[Begin]

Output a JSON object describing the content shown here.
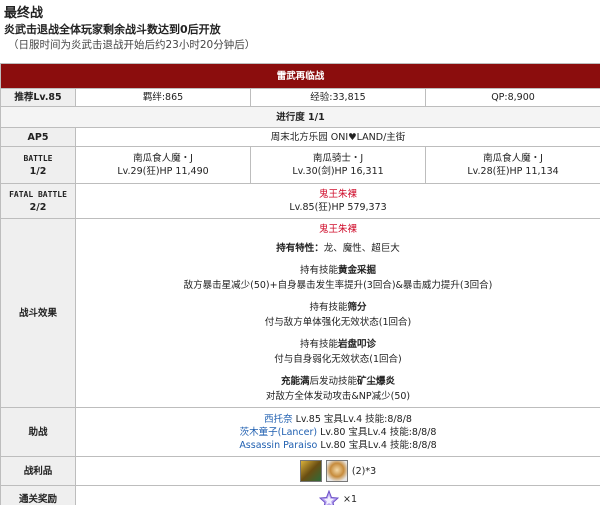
{
  "title": "最终战",
  "condition": "炎武击退战全体玩家剩余战斗数达到0后开放",
  "note": "（日服时间为炎武击退战开始后约23小时20分钟后）",
  "quest": {
    "name": "雷武再临战",
    "recommend": "推荐Lv.85",
    "bond": "羁绊:865",
    "exp": "经验:33,815",
    "qp": "QP:8,900",
    "progress": "进行度 1/1",
    "ap_label": "AP5",
    "location": "周末北方乐园 ONI♥LAND/主街",
    "battle_label_1": "BATTLE",
    "battle_label_2": "1/2",
    "enemies": [
      {
        "name": "南瓜食人魔・J",
        "stats": "Lv.29(狂)HP 11,490"
      },
      {
        "name": "南瓜骑士・J",
        "stats": "Lv.30(剑)HP 16,311"
      },
      {
        "name": "南瓜食人魔・J",
        "stats": "Lv.28(狂)HP 11,134"
      }
    ],
    "fatal_label_1": "FATAL BATTLE",
    "fatal_label_2": "2/2",
    "boss": {
      "name": "鬼王朱裸",
      "stats": "Lv.85(狂)HP 579,373"
    },
    "effect_label": "战斗效果",
    "effects": {
      "boss_name": "鬼王朱裸",
      "traits_prefix": "持有特性：",
      "traits": "龙、魔性、超巨大",
      "skill1_prefix": "持有技能",
      "skill1_name": "黄金采掘",
      "skill1_desc": "敌方暴击星减少(50)+自身暴击发生率提升(3回合)&暴击威力提升(3回合)",
      "skill2_prefix": "持有技能",
      "skill2_name": "筛分",
      "skill2_desc": "付与敌方单体强化无效状态(1回合)",
      "skill3_prefix": "持有技能",
      "skill3_name": "岩盘叩诊",
      "skill3_desc": "付与自身弱化无效状态(1回合)",
      "np_prefix": "充能满",
      "np_mid": "后发动技能",
      "np_name": "矿尘爆炎",
      "np_desc": "对敌方全体发动攻击&NP减少(50)"
    },
    "support_label": "助战",
    "supports": [
      {
        "name": "西托奈",
        "detail": " Lv.85 宝具Lv.4 技能:8/8/8"
      },
      {
        "name": "茨木童子(Lancer)",
        "detail": " Lv.80 宝具Lv.4 技能:8/8/8"
      },
      {
        "name": "Assassin Paraiso",
        "detail": " Lv.80 宝具Lv.4 技能:8/8/8"
      }
    ],
    "drops_label": "战利品",
    "drops_count": "(2)*3",
    "reward_label": "通关奖励",
    "reward_count": "×1"
  }
}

[End]

### TASK TO COMPLETE:
Copy out each line exactly, without the pictures.

### THE RESULT:
Output a JSON object describing the content shown here.
{
  "title": "最终战",
  "condition": "炎武击退战全体玩家剩余战斗数达到0后开放",
  "note": "（日服时间为炎武击退战开始后约23小时20分钟后）",
  "quest": {
    "name": "雷武再临战",
    "recommend": "推荐Lv.85",
    "bond": "羁绊:865",
    "exp": "经验:33,815",
    "qp": "QP:8,900",
    "progress": "进行度 1/1",
    "ap_label": "AP5",
    "location": "周末北方乐园 ONI♥LAND/主街",
    "battle_label_1": "BATTLE",
    "battle_label_2": "1/2",
    "enemies": [
      {
        "name": "南瓜食人魔・J",
        "stats": "Lv.29(狂)HP 11,490"
      },
      {
        "name": "南瓜骑士・J",
        "stats": "Lv.30(剑)HP 16,311"
      },
      {
        "name": "南瓜食人魔・J",
        "stats": "Lv.28(狂)HP 11,134"
      }
    ],
    "fatal_label_1": "FATAL BATTLE",
    "fatal_label_2": "2/2",
    "boss": {
      "name": "鬼王朱裸",
      "stats": "Lv.85(狂)HP 579,373"
    },
    "effect_label": "战斗效果",
    "effects": {
      "boss_name": "鬼王朱裸",
      "traits_prefix": "持有特性：",
      "traits": "龙、魔性、超巨大",
      "skill1_prefix": "持有技能",
      "skill1_name": "黄金采掘",
      "skill1_desc": "敌方暴击星减少(50)+自身暴击发生率提升(3回合)&暴击威力提升(3回合)",
      "skill2_prefix": "持有技能",
      "skill2_name": "筛分",
      "skill2_desc": "付与敌方单体强化无效状态(1回合)",
      "skill3_prefix": "持有技能",
      "skill3_name": "岩盘叩诊",
      "skill3_desc": "付与自身弱化无效状态(1回合)",
      "np_prefix": "充能满",
      "np_mid": "后发动技能",
      "np_name": "矿尘爆炎",
      "np_desc": "对敌方全体发动攻击&NP减少(50)"
    },
    "support_label": "助战",
    "supports": [
      {
        "name": "西托奈",
        "detail": " Lv.85 宝具Lv.4 技能:8/8/8"
      },
      {
        "name": "茨木童子(Lancer)",
        "detail": " Lv.80 宝具Lv.4 技能:8/8/8"
      },
      {
        "name": "Assassin Paraiso",
        "detail": " Lv.80 宝具Lv.4 技能:8/8/8"
      }
    ],
    "drops_label": "战利品",
    "drops_count": "(2)*3",
    "reward_label": "通关奖励",
    "reward_count": "×1"
  }
}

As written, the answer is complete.